STATED TASK: Exactly repeat the full listing that follows.

EXCERPTED DATA:
--------------------------------

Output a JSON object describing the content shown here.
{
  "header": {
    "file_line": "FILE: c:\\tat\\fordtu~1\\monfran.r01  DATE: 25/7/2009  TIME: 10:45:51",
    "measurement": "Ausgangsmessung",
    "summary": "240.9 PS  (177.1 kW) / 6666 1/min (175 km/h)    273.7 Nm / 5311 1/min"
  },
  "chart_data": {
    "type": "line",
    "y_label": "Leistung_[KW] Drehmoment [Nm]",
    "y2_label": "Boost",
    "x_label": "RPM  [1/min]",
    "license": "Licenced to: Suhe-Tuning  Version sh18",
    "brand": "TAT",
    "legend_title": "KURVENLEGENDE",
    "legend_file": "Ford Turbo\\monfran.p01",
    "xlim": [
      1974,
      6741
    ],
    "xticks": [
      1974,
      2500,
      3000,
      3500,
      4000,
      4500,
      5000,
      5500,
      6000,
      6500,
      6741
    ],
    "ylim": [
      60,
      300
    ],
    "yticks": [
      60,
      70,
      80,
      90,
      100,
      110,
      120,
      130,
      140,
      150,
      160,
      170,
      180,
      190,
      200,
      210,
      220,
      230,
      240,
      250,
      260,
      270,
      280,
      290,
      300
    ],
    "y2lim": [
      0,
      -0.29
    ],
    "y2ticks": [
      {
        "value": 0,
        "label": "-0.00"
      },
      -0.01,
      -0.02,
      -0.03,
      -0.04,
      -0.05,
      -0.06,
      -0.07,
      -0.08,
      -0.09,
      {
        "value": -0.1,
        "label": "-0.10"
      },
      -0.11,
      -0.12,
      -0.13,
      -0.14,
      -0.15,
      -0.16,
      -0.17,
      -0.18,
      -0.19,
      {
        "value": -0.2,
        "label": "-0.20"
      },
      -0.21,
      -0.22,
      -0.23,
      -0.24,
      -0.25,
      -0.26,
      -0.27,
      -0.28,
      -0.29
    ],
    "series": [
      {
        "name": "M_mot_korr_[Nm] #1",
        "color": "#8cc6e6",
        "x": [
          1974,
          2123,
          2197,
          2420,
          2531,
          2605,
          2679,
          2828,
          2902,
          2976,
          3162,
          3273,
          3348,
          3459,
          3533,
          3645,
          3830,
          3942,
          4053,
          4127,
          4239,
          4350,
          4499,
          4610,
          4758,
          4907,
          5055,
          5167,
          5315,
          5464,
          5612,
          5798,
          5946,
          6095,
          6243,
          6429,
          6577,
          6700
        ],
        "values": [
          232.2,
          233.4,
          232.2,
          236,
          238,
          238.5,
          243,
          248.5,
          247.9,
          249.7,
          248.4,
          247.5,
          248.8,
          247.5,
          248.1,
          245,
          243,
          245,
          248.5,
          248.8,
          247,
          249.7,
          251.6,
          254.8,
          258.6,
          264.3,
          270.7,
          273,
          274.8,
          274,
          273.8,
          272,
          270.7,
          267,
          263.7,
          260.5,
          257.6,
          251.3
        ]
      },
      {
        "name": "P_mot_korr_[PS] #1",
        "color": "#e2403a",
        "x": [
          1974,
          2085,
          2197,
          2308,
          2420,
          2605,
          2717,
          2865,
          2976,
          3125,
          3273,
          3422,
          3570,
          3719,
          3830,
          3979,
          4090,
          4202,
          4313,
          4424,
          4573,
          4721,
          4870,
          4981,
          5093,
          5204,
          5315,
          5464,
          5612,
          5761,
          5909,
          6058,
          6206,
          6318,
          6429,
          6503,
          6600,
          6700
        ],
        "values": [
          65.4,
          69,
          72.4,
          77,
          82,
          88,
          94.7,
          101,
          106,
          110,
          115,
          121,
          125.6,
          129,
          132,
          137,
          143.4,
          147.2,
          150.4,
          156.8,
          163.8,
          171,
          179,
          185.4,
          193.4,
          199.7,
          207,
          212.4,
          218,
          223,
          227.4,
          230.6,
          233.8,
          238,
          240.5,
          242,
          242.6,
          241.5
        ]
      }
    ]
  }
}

--------------------------------

SOLUTION TO THE PROBLEM:
Output a JSON object describing the content shown here.
{
  "header": {
    "file_line": "FILE: c:\\tat\\fordtu~1\\monfran.r01  DATE: 25/7/2009  TIME: 10:45:51",
    "measurement": "Ausgangsmessung",
    "summary": "240.9 PS  (177.1 kW) / 6666 1/min (175 km/h)    273.7 Nm / 5311 1/min"
  },
  "chart_data": {
    "type": "line",
    "y_label": "Leistung_[KW] Drehmoment [Nm]",
    "y2_label": "Boost",
    "x_label": "RPM  [1/min]",
    "license": "Licenced to: Suhe-Tuning  Version sh18",
    "brand": "TAT",
    "legend_title": "KURVENLEGENDE",
    "legend_file": "Ford Turbo\\monfran.p01",
    "xlim": [
      1974,
      6741
    ],
    "xticks": [
      1974,
      2500,
      3000,
      3500,
      4000,
      4500,
      5000,
      5500,
      6000,
      6500,
      6741
    ],
    "ylim": [
      60,
      300
    ],
    "yticks": [
      60,
      70,
      80,
      90,
      100,
      110,
      120,
      130,
      140,
      150,
      160,
      170,
      180,
      190,
      200,
      210,
      220,
      230,
      240,
      250,
      260,
      270,
      280,
      290,
      300
    ],
    "y2lim": [
      0,
      -0.29
    ],
    "y2ticks": [
      {
        "value": 0,
        "label": "-0.00"
      },
      -0.01,
      -0.02,
      -0.03,
      -0.04,
      -0.05,
      -0.06,
      -0.07,
      -0.08,
      -0.09,
      {
        "value": -0.1,
        "label": "-0.10"
      },
      -0.11,
      -0.12,
      -0.13,
      -0.14,
      -0.15,
      -0.16,
      -0.17,
      -0.18,
      -0.19,
      {
        "value": -0.2,
        "label": "-0.20"
      },
      -0.21,
      -0.22,
      -0.23,
      -0.24,
      -0.25,
      -0.26,
      -0.27,
      -0.28,
      -0.29
    ],
    "series": [
      {
        "name": "M_mot_korr_[Nm] #1",
        "color": "#8cc6e6",
        "x": [
          1974,
          2123,
          2197,
          2420,
          2531,
          2605,
          2679,
          2828,
          2902,
          2976,
          3162,
          3273,
          3348,
          3459,
          3533,
          3645,
          3830,
          3942,
          4053,
          4127,
          4239,
          4350,
          4499,
          4610,
          4758,
          4907,
          5055,
          5167,
          5315,
          5464,
          5612,
          5798,
          5946,
          6095,
          6243,
          6429,
          6577,
          6700
        ],
        "values": [
          232.2,
          233.4,
          232.2,
          236,
          238,
          238.5,
          243,
          248.5,
          247.9,
          249.7,
          248.4,
          247.5,
          248.8,
          247.5,
          248.1,
          245,
          243,
          245,
          248.5,
          248.8,
          247,
          249.7,
          251.6,
          254.8,
          258.6,
          264.3,
          270.7,
          273,
          274.8,
          274,
          273.8,
          272,
          270.7,
          267,
          263.7,
          260.5,
          257.6,
          251.3
        ]
      },
      {
        "name": "P_mot_korr_[PS] #1",
        "color": "#e2403a",
        "x": [
          1974,
          2085,
          2197,
          2308,
          2420,
          2605,
          2717,
          2865,
          2976,
          3125,
          3273,
          3422,
          3570,
          3719,
          3830,
          3979,
          4090,
          4202,
          4313,
          4424,
          4573,
          4721,
          4870,
          4981,
          5093,
          5204,
          5315,
          5464,
          5612,
          5761,
          5909,
          6058,
          6206,
          6318,
          6429,
          6503,
          6600,
          6700
        ],
        "values": [
          65.4,
          69,
          72.4,
          77,
          82,
          88,
          94.7,
          101,
          106,
          110,
          115,
          121,
          125.6,
          129,
          132,
          137,
          143.4,
          147.2,
          150.4,
          156.8,
          163.8,
          171,
          179,
          185.4,
          193.4,
          199.7,
          207,
          212.4,
          218,
          223,
          227.4,
          230.6,
          233.8,
          238,
          240.5,
          242,
          242.6,
          241.5
        ]
      }
    ]
  }
}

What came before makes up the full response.